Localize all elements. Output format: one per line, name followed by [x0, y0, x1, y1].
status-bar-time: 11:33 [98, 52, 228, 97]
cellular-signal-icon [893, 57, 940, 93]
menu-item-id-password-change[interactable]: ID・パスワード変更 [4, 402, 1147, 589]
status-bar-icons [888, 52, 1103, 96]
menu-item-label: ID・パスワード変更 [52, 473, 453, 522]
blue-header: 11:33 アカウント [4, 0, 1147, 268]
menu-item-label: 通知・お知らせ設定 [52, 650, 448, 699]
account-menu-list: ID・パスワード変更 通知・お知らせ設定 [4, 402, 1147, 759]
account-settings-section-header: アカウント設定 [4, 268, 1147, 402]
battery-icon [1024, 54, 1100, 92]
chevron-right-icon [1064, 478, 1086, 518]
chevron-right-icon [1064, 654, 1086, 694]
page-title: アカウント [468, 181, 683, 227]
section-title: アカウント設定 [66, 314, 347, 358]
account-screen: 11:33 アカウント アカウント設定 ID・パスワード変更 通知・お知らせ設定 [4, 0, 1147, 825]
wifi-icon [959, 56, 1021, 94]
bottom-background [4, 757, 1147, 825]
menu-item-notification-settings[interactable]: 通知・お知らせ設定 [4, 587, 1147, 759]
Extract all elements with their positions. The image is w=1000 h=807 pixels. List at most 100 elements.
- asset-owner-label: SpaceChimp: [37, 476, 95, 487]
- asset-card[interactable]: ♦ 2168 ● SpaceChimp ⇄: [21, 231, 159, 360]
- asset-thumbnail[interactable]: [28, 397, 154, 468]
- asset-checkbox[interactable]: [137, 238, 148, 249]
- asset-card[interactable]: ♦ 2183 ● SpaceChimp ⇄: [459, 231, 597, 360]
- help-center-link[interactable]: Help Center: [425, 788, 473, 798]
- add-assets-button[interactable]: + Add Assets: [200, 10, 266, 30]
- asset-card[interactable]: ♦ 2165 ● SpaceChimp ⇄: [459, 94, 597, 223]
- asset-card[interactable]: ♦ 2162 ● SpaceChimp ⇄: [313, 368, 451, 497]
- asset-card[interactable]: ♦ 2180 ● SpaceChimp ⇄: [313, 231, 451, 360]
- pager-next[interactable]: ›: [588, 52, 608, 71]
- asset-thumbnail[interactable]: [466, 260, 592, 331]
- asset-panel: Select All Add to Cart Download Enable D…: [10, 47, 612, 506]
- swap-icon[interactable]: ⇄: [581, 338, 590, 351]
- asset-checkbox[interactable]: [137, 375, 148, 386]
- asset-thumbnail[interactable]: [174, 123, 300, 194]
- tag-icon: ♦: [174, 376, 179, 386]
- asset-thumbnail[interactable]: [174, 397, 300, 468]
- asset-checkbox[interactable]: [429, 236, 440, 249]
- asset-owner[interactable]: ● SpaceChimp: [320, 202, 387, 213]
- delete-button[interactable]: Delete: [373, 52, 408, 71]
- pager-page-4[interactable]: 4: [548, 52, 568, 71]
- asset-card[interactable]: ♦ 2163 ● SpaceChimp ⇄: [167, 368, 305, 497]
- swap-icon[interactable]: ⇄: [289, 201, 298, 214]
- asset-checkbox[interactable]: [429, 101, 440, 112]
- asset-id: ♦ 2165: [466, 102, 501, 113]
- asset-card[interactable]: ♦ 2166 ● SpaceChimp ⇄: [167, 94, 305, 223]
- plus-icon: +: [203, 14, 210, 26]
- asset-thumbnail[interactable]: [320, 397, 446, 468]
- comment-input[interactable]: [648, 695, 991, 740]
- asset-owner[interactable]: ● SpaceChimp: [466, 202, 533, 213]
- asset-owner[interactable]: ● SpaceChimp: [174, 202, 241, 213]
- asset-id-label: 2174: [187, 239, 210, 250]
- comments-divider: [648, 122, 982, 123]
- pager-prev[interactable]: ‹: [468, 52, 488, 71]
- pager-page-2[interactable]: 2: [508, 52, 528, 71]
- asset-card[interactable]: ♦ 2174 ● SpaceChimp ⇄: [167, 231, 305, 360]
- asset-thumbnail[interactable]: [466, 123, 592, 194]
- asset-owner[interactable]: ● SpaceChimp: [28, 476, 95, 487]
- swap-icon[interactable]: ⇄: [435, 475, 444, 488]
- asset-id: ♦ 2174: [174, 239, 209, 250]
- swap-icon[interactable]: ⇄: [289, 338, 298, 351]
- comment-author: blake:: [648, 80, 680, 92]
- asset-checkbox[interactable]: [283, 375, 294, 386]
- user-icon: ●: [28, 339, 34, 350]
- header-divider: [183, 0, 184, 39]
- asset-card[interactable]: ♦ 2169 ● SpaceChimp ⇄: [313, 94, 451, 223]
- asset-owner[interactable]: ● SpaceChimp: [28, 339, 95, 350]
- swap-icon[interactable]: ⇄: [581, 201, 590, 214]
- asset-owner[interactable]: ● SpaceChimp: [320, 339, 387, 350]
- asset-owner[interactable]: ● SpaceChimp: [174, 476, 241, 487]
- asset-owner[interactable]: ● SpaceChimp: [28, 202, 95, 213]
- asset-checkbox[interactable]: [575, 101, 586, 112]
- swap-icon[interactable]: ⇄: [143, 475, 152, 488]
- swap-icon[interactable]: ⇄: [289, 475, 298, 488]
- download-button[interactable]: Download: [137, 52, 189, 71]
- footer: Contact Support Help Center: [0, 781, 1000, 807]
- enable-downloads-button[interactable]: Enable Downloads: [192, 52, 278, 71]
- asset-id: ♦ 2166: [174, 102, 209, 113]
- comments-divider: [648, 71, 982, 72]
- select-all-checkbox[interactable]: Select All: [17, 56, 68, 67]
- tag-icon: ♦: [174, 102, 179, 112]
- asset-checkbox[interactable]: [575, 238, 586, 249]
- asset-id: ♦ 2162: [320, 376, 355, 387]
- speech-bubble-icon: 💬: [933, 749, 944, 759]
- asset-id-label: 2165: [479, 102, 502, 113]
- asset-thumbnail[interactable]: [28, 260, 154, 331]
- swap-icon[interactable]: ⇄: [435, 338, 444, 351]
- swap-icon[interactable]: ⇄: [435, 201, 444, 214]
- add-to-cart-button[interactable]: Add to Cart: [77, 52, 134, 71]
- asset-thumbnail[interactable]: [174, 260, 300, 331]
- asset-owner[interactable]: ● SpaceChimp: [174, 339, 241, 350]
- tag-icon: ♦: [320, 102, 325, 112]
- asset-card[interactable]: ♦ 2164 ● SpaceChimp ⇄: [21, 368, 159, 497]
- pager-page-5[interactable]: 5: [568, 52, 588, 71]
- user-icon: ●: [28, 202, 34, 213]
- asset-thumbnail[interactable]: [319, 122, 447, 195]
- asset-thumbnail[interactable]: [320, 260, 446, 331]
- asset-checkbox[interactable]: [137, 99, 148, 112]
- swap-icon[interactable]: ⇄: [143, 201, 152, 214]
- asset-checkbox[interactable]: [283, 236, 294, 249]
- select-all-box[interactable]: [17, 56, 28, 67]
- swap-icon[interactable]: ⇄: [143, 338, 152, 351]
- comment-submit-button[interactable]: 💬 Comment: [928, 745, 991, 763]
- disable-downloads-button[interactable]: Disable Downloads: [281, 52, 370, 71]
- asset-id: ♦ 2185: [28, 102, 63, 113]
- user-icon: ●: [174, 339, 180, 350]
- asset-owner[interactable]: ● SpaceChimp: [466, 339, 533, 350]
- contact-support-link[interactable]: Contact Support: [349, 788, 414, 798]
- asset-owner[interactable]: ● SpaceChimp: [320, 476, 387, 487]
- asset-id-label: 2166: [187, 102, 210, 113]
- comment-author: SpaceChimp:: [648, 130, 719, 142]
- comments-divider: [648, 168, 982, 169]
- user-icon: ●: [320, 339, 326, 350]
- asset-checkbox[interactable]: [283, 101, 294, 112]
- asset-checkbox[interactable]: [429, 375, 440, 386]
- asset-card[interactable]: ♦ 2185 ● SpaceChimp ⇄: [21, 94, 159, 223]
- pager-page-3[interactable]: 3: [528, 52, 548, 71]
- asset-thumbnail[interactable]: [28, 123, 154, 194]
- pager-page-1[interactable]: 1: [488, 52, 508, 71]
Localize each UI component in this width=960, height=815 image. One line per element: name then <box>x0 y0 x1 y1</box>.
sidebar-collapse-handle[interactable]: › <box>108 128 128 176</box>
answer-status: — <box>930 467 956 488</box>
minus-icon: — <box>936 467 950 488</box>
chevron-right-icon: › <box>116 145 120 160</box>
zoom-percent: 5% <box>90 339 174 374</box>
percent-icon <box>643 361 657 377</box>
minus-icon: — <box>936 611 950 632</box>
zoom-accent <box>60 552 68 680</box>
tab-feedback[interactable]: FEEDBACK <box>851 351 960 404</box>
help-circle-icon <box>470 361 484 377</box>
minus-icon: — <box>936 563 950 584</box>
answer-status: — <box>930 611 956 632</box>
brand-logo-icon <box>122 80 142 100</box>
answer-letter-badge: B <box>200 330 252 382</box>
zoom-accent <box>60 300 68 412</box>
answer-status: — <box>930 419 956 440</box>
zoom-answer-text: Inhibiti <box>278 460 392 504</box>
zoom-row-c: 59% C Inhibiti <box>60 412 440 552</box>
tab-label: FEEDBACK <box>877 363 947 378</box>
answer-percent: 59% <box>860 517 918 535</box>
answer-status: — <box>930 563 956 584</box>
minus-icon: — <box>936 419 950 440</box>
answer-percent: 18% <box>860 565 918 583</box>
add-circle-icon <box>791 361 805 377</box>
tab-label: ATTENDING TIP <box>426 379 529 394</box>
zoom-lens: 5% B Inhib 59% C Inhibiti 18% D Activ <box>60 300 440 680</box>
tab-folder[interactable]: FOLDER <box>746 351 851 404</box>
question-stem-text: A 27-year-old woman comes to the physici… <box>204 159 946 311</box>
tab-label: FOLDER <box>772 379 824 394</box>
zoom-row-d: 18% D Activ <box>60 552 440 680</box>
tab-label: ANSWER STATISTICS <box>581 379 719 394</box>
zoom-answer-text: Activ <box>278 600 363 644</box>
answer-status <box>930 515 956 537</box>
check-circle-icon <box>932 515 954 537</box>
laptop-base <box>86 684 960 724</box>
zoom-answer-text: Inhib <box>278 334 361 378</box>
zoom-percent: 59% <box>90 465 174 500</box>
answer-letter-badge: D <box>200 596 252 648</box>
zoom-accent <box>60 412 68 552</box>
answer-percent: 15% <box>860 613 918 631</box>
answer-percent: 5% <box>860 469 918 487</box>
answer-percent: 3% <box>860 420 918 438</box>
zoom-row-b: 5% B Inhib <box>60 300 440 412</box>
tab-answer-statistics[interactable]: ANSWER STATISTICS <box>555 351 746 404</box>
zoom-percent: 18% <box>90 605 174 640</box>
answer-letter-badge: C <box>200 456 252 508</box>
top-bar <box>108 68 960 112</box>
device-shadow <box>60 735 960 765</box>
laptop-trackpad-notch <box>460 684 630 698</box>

- - -

What is required: Could you print every line from the first one down through the line containing "- asset-owner-label: SpaceChimp: [37, 476, 95, 487]", with both ends included, reproducing each character for character?

Response for this exercise:
Localize all elements. Output format: one per line, name followed by [x0, y0, x1, y1].
status-bar-time: 11:33 [98, 52, 228, 97]
cellular-signal-icon [893, 57, 940, 93]
menu-item-id-password-change[interactable]: ID・パスワード変更 [4, 402, 1147, 589]
status-bar-icons [888, 52, 1103, 96]
menu-item-label: ID・パスワード変更 [52, 473, 453, 522]
blue-header: 11:33 アカウント [4, 0, 1147, 268]
menu-item-label: 通知・お知らせ設定 [52, 650, 448, 699]
account-menu-list: ID・パスワード変更 通知・お知らせ設定 [4, 402, 1147, 759]
account-settings-section-header: アカウント設定 [4, 268, 1147, 402]
battery-icon [1024, 54, 1100, 92]
chevron-right-icon [1064, 478, 1086, 518]
chevron-right-icon [1064, 654, 1086, 694]
page-title: アカウント [468, 181, 683, 227]
section-title: アカウント設定 [66, 314, 347, 358]
account-screen: 11:33 アカウント アカウント設定 ID・パスワード変更 通知・お知らせ設定 [4, 0, 1147, 825]
wifi-icon [959, 56, 1021, 94]
bottom-background [4, 757, 1147, 825]
menu-item-notification-settings[interactable]: 通知・お知らせ設定 [4, 587, 1147, 759]
Extract all elements with their positions. The image is w=1000 h=807 pixels. List at most 100 elements.
- asset-owner-label: SpaceChimp: [37, 476, 95, 487]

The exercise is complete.